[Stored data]
------------------------------------------------
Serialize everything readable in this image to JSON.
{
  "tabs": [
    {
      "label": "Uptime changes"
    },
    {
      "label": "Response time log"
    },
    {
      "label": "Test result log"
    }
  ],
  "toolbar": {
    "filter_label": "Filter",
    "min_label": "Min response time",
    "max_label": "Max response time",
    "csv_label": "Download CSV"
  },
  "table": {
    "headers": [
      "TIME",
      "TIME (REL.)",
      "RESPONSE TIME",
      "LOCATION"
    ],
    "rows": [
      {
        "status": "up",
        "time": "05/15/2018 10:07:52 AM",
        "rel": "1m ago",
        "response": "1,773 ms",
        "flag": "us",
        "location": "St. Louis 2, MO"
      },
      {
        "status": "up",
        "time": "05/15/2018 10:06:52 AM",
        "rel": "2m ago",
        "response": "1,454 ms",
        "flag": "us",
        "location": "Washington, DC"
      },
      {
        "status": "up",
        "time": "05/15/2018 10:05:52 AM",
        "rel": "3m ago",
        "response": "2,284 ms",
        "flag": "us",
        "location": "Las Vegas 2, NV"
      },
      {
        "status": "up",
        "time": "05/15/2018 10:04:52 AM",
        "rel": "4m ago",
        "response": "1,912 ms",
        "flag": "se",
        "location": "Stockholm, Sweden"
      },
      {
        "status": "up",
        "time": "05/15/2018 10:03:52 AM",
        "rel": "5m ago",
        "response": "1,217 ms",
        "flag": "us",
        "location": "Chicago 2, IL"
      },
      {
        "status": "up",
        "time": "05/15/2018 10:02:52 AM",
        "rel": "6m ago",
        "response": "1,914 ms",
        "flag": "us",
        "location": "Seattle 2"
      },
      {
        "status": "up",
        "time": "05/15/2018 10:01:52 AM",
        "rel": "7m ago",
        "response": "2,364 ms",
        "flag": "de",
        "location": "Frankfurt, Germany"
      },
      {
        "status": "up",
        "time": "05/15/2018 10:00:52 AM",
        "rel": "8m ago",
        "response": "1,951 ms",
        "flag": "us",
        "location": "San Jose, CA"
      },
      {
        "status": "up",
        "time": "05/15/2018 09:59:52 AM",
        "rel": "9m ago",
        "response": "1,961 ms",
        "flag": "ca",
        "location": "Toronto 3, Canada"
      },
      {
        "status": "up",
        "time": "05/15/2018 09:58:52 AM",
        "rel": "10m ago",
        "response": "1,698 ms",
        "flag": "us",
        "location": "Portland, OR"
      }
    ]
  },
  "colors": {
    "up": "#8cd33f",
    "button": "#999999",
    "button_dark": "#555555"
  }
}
------------------------------------------------
#### [Aim of the exercise]
Write out every record verbatim.

#### [Complete output]
Serialize everything readable in this image to JSON.
{
  "tabs": [
    {
      "label": "Uptime changes"
    },
    {
      "label": "Response time log"
    },
    {
      "label": "Test result log"
    }
  ],
  "toolbar": {
    "filter_label": "Filter",
    "min_label": "Min response time",
    "max_label": "Max response time",
    "csv_label": "Download CSV"
  },
  "table": {
    "headers": [
      "TIME",
      "TIME (REL.)",
      "RESPONSE TIME",
      "LOCATION"
    ],
    "rows": [
      {
        "status": "up",
        "time": "05/15/2018 10:07:52 AM",
        "rel": "1m ago",
        "response": "1,773 ms",
        "flag": "us",
        "location": "St. Louis 2, MO"
      },
      {
        "status": "up",
        "time": "05/15/2018 10:06:52 AM",
        "rel": "2m ago",
        "response": "1,454 ms",
        "flag": "us",
        "location": "Washington, DC"
      },
      {
        "status": "up",
        "time": "05/15/2018 10:05:52 AM",
        "rel": "3m ago",
        "response": "2,284 ms",
        "flag": "us",
        "location": "Las Vegas 2, NV"
      },
      {
        "status": "up",
        "time": "05/15/2018 10:04:52 AM",
        "rel": "4m ago",
        "response": "1,912 ms",
        "flag": "se",
        "location": "Stockholm, Sweden"
      },
      {
        "status": "up",
        "time": "05/15/2018 10:03:52 AM",
        "rel": "5m ago",
        "response": "1,217 ms",
        "flag": "us",
        "location": "Chicago 2, IL"
      },
      {
        "status": "up",
        "time": "05/15/2018 10:02:52 AM",
        "rel": "6m ago",
        "response": "1,914 ms",
        "flag": "us",
        "location": "Seattle 2"
      },
      {
        "status": "up",
        "time": "05/15/2018 10:01:52 AM",
        "rel": "7m ago",
        "response": "2,364 ms",
        "flag": "de",
        "location": "Frankfurt, Germany"
      },
      {
        "status": "up",
        "time": "05/15/2018 10:00:52 AM",
        "rel": "8m ago",
        "response": "1,951 ms",
        "flag": "us",
        "location": "San Jose, CA"
      },
      {
        "status": "up",
        "time": "05/15/2018 09:59:52 AM",
        "rel": "9m ago",
        "response": "1,961 ms",
        "flag": "ca",
        "location": "Toronto 3, Canada"
      },
      {
        "status": "up",
        "time": "05/15/2018 09:58:52 AM",
        "rel": "10m ago",
        "response": "1,698 ms",
        "flag": "us",
        "location": "Portland, OR"
      }
    ]
  },
  "colors": {
    "up": "#8cd33f",
    "button": "#999999",
    "button_dark": "#555555"
  }
}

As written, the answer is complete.